- _WHAT THIS TASK INVOLVES_
Omit the pictures from the entries below and retype everything else exactly.

[PROVIDED INFORMATION start]

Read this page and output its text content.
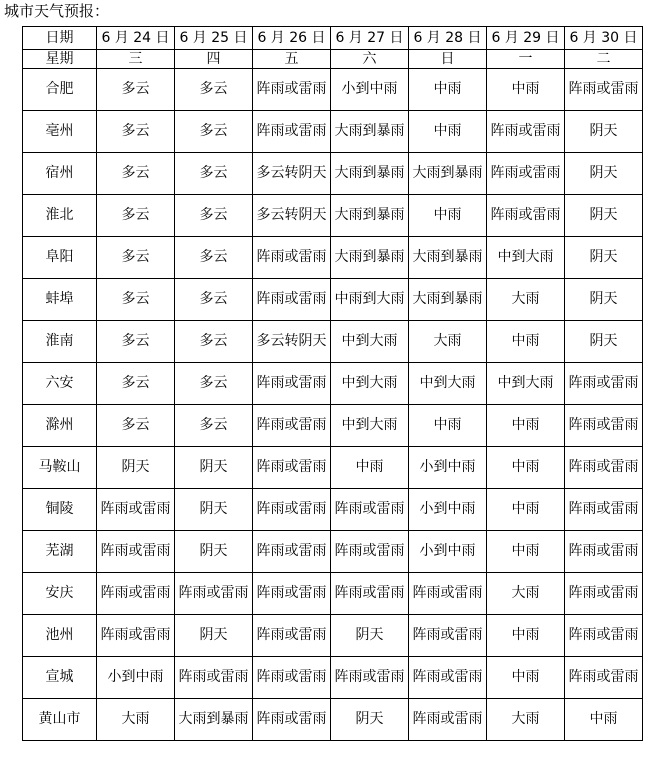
城市天气预报：
日期	6 月 24 日	6 月 25 日	6 月 26 日	6 月 27 日	6 月 28 日	6 月 29 日	6 月 30 日
星期	三	四	五	六	日	一	二
合肥	多云	多云	阵雨或雷雨	小到中雨	中雨	中雨	阵雨或雷雨
亳州	多云	多云	阵雨或雷雨	大雨到暴雨	中雨	阵雨或雷雨	阴天
宿州	多云	多云	多云转阴天	大雨到暴雨	大雨到暴雨	阵雨或雷雨	阴天
淮北	多云	多云	多云转阴天	大雨到暴雨	中雨	阵雨或雷雨	阴天
阜阳	多云	多云	阵雨或雷雨	大雨到暴雨	大雨到暴雨	中到大雨	阴天
蚌埠	多云	多云	阵雨或雷雨	中雨到大雨	大雨到暴雨	大雨	阴天
淮南	多云	多云	多云转阴天	中到大雨	大雨	中雨	阴天
六安	多云	多云	阵雨或雷雨	中到大雨	中到大雨	中到大雨	阵雨或雷雨
滁州	多云	多云	阵雨或雷雨	中到大雨	中雨	中雨	阵雨或雷雨
马鞍山	阴天	阴天	阵雨或雷雨	中雨	小到中雨	中雨	阵雨或雷雨
铜陵	阵雨或雷雨	阴天	阵雨或雷雨	阵雨或雷雨	小到中雨	中雨	阵雨或雷雨
芜湖	阵雨或雷雨	阴天	阵雨或雷雨	阵雨或雷雨	小到中雨	中雨	阵雨或雷雨
安庆	阵雨或雷雨	阵雨或雷雨	阵雨或雷雨	阵雨或雷雨	阵雨或雷雨	大雨	阵雨或雷雨
池州	阵雨或雷雨	阴天	阵雨或雷雨	阴天	阵雨或雷雨	中雨	阵雨或雷雨
宣城	小到中雨	阵雨或雷雨	阵雨或雷雨	阵雨或雷雨	阵雨或雷雨	中雨	阵雨或雷雨
黄山市	大雨	大雨到暴雨	阵雨或雷雨	阴天	阵雨或雷雨	大雨	中雨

[PROVIDED INFORMATION end]

- _SOLUTION FOR THIS EXERCISE_
Read this page and output its text content.
城市天气预报：
日期	6 月 24 日	6 月 25 日	6 月 26 日	6 月 27 日	6 月 28 日	6 月 29 日	6 月 30 日
星期	三	四	五	六	日	一	二
合肥	多云	多云	阵雨或雷雨	小到中雨	中雨	中雨	阵雨或雷雨
亳州	多云	多云	阵雨或雷雨	大雨到暴雨	中雨	阵雨或雷雨	阴天
宿州	多云	多云	多云转阴天	大雨到暴雨	大雨到暴雨	阵雨或雷雨	阴天
淮北	多云	多云	多云转阴天	大雨到暴雨	中雨	阵雨或雷雨	阴天
阜阳	多云	多云	阵雨或雷雨	大雨到暴雨	大雨到暴雨	中到大雨	阴天
蚌埠	多云	多云	阵雨或雷雨	中雨到大雨	大雨到暴雨	大雨	阴天
淮南	多云	多云	多云转阴天	中到大雨	大雨	中雨	阴天
六安	多云	多云	阵雨或雷雨	中到大雨	中到大雨	中到大雨	阵雨或雷雨
滁州	多云	多云	阵雨或雷雨	中到大雨	中雨	中雨	阵雨或雷雨
马鞍山	阴天	阴天	阵雨或雷雨	中雨	小到中雨	中雨	阵雨或雷雨
铜陵	阵雨或雷雨	阴天	阵雨或雷雨	阵雨或雷雨	小到中雨	中雨	阵雨或雷雨
芜湖	阵雨或雷雨	阴天	阵雨或雷雨	阵雨或雷雨	小到中雨	中雨	阵雨或雷雨
安庆	阵雨或雷雨	阵雨或雷雨	阵雨或雷雨	阵雨或雷雨	阵雨或雷雨	大雨	阵雨或雷雨
池州	阵雨或雷雨	阴天	阵雨或雷雨	阴天	阵雨或雷雨	中雨	阵雨或雷雨
宣城	小到中雨	阵雨或雷雨	阵雨或雷雨	阵雨或雷雨	阵雨或雷雨	中雨	阵雨或雷雨
黄山市	大雨	大雨到暴雨	阵雨或雷雨	阴天	阵雨或雷雨	大雨	中雨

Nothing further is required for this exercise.